» STORED RECORDS
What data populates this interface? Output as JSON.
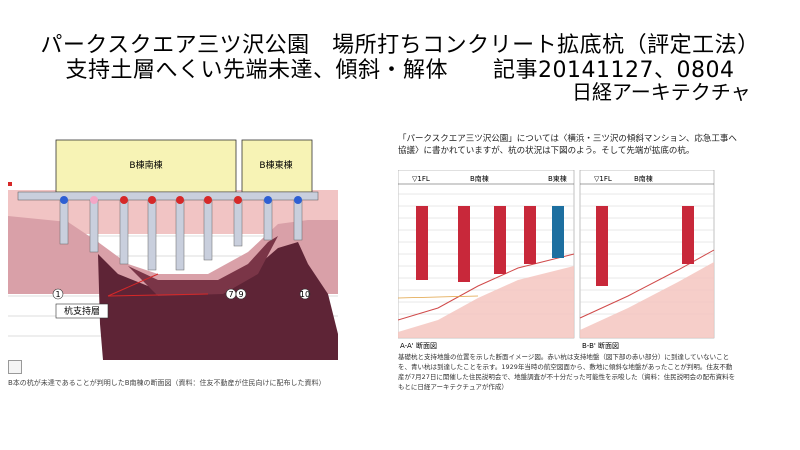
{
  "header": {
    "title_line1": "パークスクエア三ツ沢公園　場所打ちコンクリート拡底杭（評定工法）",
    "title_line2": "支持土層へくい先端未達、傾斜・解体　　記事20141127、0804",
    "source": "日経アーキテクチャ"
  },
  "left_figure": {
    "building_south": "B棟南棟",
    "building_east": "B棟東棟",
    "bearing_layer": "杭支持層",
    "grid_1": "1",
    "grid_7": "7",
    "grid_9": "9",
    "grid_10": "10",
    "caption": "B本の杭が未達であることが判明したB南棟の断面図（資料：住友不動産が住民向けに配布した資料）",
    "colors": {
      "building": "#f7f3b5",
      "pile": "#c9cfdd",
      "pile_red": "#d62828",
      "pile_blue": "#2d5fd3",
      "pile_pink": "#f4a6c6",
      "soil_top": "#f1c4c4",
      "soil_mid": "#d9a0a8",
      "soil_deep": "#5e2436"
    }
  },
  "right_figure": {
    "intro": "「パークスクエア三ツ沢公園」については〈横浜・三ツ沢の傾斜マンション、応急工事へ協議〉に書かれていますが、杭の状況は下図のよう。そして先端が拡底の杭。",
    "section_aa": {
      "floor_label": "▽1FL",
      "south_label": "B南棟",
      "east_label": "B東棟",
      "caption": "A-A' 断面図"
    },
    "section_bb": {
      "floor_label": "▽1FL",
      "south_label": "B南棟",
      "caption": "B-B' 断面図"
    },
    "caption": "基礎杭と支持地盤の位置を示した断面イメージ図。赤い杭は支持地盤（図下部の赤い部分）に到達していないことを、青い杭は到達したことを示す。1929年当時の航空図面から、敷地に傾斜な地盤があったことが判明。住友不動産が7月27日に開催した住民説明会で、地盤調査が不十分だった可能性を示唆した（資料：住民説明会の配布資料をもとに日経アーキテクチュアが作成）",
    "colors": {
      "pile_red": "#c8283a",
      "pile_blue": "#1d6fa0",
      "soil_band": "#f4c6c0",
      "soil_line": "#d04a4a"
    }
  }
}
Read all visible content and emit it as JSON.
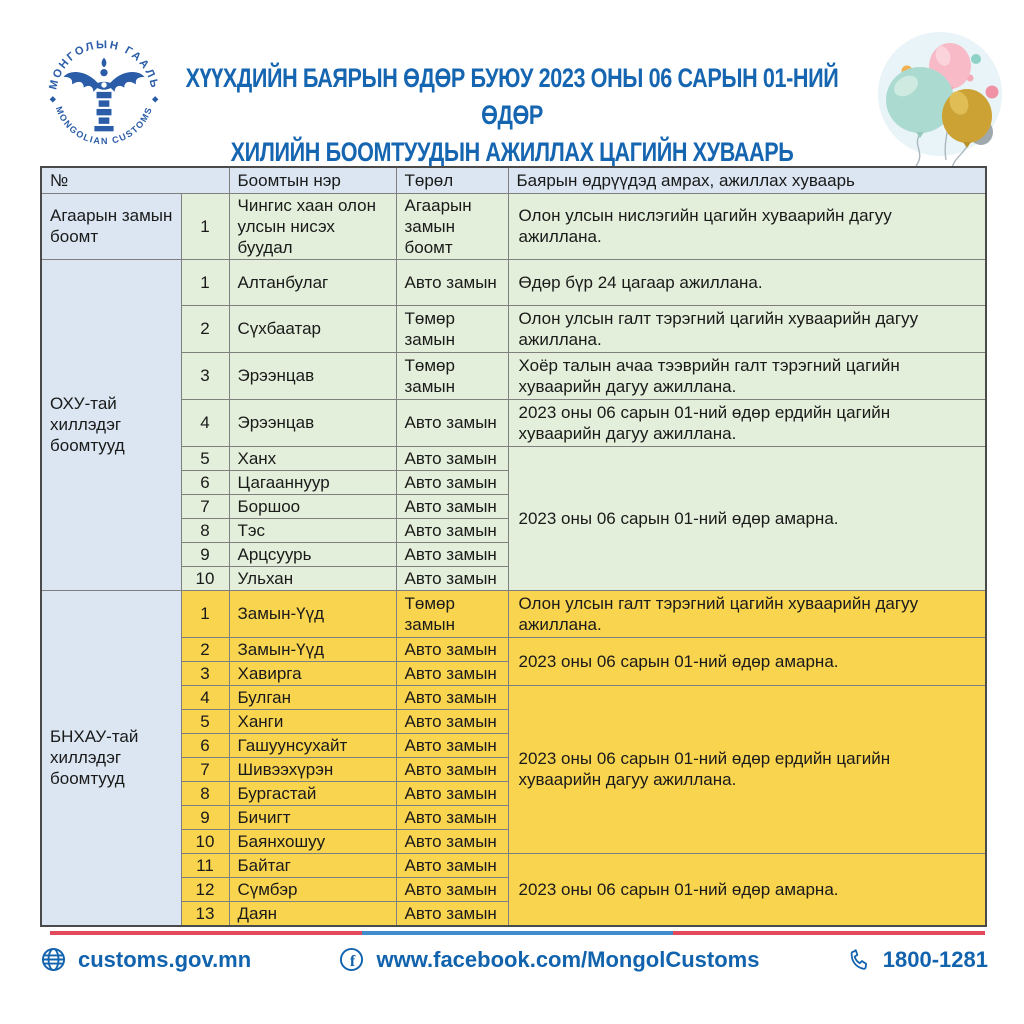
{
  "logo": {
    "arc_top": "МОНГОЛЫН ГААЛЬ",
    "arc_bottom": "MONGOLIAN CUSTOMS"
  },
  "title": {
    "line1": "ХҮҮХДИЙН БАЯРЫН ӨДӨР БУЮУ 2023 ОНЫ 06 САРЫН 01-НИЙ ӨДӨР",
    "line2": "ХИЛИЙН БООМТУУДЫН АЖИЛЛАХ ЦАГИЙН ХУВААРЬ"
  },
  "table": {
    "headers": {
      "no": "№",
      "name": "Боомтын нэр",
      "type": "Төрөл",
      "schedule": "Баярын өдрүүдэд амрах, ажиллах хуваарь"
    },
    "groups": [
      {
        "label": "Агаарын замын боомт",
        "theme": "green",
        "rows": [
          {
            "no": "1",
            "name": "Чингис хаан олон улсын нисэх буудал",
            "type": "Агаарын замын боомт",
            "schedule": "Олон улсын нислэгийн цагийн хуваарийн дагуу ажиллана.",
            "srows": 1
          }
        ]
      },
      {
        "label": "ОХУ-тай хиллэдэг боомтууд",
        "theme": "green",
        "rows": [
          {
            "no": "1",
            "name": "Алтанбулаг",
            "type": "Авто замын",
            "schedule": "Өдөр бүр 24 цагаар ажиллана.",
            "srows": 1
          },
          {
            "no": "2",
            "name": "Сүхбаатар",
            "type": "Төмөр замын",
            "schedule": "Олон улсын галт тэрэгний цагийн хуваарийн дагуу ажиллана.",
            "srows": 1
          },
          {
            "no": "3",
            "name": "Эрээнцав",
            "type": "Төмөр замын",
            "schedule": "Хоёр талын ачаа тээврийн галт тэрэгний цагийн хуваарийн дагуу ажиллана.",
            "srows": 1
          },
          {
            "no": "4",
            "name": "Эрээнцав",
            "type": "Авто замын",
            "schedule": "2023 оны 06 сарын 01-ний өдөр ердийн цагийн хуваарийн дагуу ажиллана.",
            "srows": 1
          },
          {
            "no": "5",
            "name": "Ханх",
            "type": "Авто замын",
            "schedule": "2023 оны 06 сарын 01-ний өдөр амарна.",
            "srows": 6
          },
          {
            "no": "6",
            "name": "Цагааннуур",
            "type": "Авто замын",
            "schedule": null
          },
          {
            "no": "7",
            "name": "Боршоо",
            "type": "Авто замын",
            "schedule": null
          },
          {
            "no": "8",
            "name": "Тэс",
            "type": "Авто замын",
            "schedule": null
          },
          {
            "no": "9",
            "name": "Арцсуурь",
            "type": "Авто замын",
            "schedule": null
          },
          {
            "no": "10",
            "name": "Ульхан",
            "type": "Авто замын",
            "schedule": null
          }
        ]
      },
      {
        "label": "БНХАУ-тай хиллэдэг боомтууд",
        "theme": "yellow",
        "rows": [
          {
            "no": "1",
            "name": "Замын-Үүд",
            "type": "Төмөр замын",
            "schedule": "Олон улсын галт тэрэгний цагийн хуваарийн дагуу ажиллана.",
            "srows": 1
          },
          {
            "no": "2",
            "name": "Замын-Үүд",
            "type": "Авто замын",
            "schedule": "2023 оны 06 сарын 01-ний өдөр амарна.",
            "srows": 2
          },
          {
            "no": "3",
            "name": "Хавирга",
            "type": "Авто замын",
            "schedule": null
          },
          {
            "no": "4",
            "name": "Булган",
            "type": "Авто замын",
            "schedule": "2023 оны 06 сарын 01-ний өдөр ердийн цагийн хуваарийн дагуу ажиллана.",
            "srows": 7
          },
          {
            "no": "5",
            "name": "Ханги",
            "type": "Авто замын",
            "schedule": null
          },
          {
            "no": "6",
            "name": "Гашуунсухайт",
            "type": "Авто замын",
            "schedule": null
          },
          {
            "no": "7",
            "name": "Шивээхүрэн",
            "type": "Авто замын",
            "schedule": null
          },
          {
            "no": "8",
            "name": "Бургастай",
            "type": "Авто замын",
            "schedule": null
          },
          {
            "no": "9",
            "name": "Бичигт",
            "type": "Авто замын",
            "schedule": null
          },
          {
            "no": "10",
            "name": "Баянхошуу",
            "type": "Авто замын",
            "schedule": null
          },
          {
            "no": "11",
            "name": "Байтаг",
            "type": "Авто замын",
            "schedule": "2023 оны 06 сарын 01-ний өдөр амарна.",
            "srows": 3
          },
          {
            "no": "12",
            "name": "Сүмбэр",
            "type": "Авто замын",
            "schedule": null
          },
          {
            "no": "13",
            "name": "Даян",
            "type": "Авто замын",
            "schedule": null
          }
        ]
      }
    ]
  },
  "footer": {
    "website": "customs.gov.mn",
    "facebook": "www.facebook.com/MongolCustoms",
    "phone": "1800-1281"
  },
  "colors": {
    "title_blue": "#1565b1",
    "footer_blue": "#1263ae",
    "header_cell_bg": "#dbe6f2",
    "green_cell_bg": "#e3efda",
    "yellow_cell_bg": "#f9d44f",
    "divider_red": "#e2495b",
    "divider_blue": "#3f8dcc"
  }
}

» WHAT IS EXPECTED
Copy the records exactly. Skip the pictures.

» SOLUTION FOR THIS TASK
What data populates this interface? Output as JSON.
{
  "header": {
    "title_line1": "パークスクエア三ツ沢公園　場所打ちコンクリート拡底杭（評定工法）",
    "title_line2": "支持土層へくい先端未達、傾斜・解体　　記事20141127、0804",
    "source": "日経アーキテクチャ"
  },
  "left_figure": {
    "building_south": "B棟南棟",
    "building_east": "B棟東棟",
    "bearing_layer": "杭支持層",
    "grid_1": "1",
    "grid_7": "7",
    "grid_9": "9",
    "grid_10": "10",
    "caption": "B本の杭が未達であることが判明したB南棟の断面図（資料：住友不動産が住民向けに配布した資料）",
    "colors": {
      "building": "#f7f3b5",
      "pile": "#c9cfdd",
      "pile_red": "#d62828",
      "pile_blue": "#2d5fd3",
      "pile_pink": "#f4a6c6",
      "soil_top": "#f1c4c4",
      "soil_mid": "#d9a0a8",
      "soil_deep": "#5e2436"
    }
  },
  "right_figure": {
    "intro": "「パークスクエア三ツ沢公園」については〈横浜・三ツ沢の傾斜マンション、応急工事へ協議〉に書かれていますが、杭の状況は下図のよう。そして先端が拡底の杭。",
    "section_aa": {
      "floor_label": "▽1FL",
      "south_label": "B南棟",
      "east_label": "B東棟",
      "caption": "A-A' 断面図"
    },
    "section_bb": {
      "floor_label": "▽1FL",
      "south_label": "B南棟",
      "caption": "B-B' 断面図"
    },
    "caption": "基礎杭と支持地盤の位置を示した断面イメージ図。赤い杭は支持地盤（図下部の赤い部分）に到達していないことを、青い杭は到達したことを示す。1929年当時の航空図面から、敷地に傾斜な地盤があったことが判明。住友不動産が7月27日に開催した住民説明会で、地盤調査が不十分だった可能性を示唆した（資料：住民説明会の配布資料をもとに日経アーキテクチュアが作成）",
    "colors": {
      "pile_red": "#c8283a",
      "pile_blue": "#1d6fa0",
      "soil_band": "#f4c6c0",
      "soil_line": "#d04a4a"
    }
  }
}
Read all visible content and emit it as JSON.
{
  "logo": {
    "arc_top": "МОНГОЛЫН ГААЛЬ",
    "arc_bottom": "MONGOLIAN CUSTOMS"
  },
  "title": {
    "line1": "ХҮҮХДИЙН БАЯРЫН ӨДӨР БУЮУ 2023 ОНЫ 06 САРЫН 01-НИЙ ӨДӨР",
    "line2": "ХИЛИЙН БООМТУУДЫН АЖИЛЛАХ ЦАГИЙН ХУВААРЬ"
  },
  "table": {
    "headers": {
      "no": "№",
      "name": "Боомтын нэр",
      "type": "Төрөл",
      "schedule": "Баярын өдрүүдэд амрах, ажиллах хуваарь"
    },
    "groups": [
      {
        "label": "Агаарын замын боомт",
        "theme": "green",
        "rows": [
          {
            "no": "1",
            "name": "Чингис хаан олон улсын нисэх буудал",
            "type": "Агаарын замын боомт",
            "schedule": "Олон улсын нислэгийн цагийн хуваарийн дагуу ажиллана.",
            "srows": 1
          }
        ]
      },
      {
        "label": "ОХУ-тай хиллэдэг боомтууд",
        "theme": "green",
        "rows": [
          {
            "no": "1",
            "name": "Алтанбулаг",
            "type": "Авто замын",
            "schedule": "Өдөр бүр 24 цагаар ажиллана.",
            "srows": 1
          },
          {
            "no": "2",
            "name": "Сүхбаатар",
            "type": "Төмөр замын",
            "schedule": "Олон улсын галт тэрэгний цагийн хуваарийн дагуу ажиллана.",
            "srows": 1
          },
          {
            "no": "3",
            "name": "Эрээнцав",
            "type": "Төмөр замын",
            "schedule": "Хоёр талын ачаа тээврийн галт тэрэгний цагийн хуваарийн дагуу ажиллана.",
            "srows": 1
          },
          {
            "no": "4",
            "name": "Эрээнцав",
            "type": "Авто замын",
            "schedule": "2023 оны 06 сарын 01-ний өдөр ердийн цагийн хуваарийн дагуу ажиллана.",
            "srows": 1
          },
          {
            "no": "5",
            "name": "Ханх",
            "type": "Авто замын",
            "schedule": "2023 оны 06 сарын 01-ний өдөр амарна.",
            "srows": 6
          },
          {
            "no": "6",
            "name": "Цагааннуур",
            "type": "Авто замын",
            "schedule": null
          },
          {
            "no": "7",
            "name": "Боршоо",
            "type": "Авто замын",
            "schedule": null
          },
          {
            "no": "8",
            "name": "Тэс",
            "type": "Авто замын",
            "schedule": null
          },
          {
            "no": "9",
            "name": "Арцсуурь",
            "type": "Авто замын",
            "schedule": null
          },
          {
            "no": "10",
            "name": "Ульхан",
            "type": "Авто замын",
            "schedule": null
          }
        ]
      },
      {
        "label": "БНХАУ-тай хиллэдэг боомтууд",
        "theme": "yellow",
        "rows": [
          {
            "no": "1",
            "name": "Замын-Үүд",
            "type": "Төмөр замын",
            "schedule": "Олон улсын галт тэрэгний цагийн хуваарийн дагуу ажиллана.",
            "srows": 1
          },
          {
            "no": "2",
            "name": "Замын-Үүд",
            "type": "Авто замын",
            "schedule": "2023 оны 06 сарын 01-ний өдөр амарна.",
            "srows": 2
          },
          {
            "no": "3",
            "name": "Хавирга",
            "type": "Авто замын",
            "schedule": null
          },
          {
            "no": "4",
            "name": "Булган",
            "type": "Авто замын",
            "schedule": "2023 оны 06 сарын 01-ний өдөр ердийн цагийн хуваарийн дагуу ажиллана.",
            "srows": 7
          },
          {
            "no": "5",
            "name": "Ханги",
            "type": "Авто замын",
            "schedule": null
          },
          {
            "no": "6",
            "name": "Гашуунсухайт",
            "type": "Авто замын",
            "schedule": null
          },
          {
            "no": "7",
            "name": "Шивээхүрэн",
            "type": "Авто замын",
            "schedule": null
          },
          {
            "no": "8",
            "name": "Бургастай",
            "type": "Авто замын",
            "schedule": null
          },
          {
            "no": "9",
            "name": "Бичигт",
            "type": "Авто замын",
            "schedule": null
          },
          {
            "no": "10",
            "name": "Баянхошуу",
            "type": "Авто замын",
            "schedule": null
          },
          {
            "no": "11",
            "name": "Байтаг",
            "type": "Авто замын",
            "schedule": "2023 оны 06 сарын 01-ний өдөр амарна.",
            "srows": 3
          },
          {
            "no": "12",
            "name": "Сүмбэр",
            "type": "Авто замын",
            "schedule": null
          },
          {
            "no": "13",
            "name": "Даян",
            "type": "Авто замын",
            "schedule": null
          }
        ]
      }
    ]
  },
  "footer": {
    "website": "customs.gov.mn",
    "facebook": "www.facebook.com/MongolCustoms",
    "phone": "1800-1281"
  },
  "colors": {
    "title_blue": "#1565b1",
    "footer_blue": "#1263ae",
    "header_cell_bg": "#dbe6f2",
    "green_cell_bg": "#e3efda",
    "yellow_cell_bg": "#f9d44f",
    "divider_red": "#e2495b",
    "divider_blue": "#3f8dcc"
  }
}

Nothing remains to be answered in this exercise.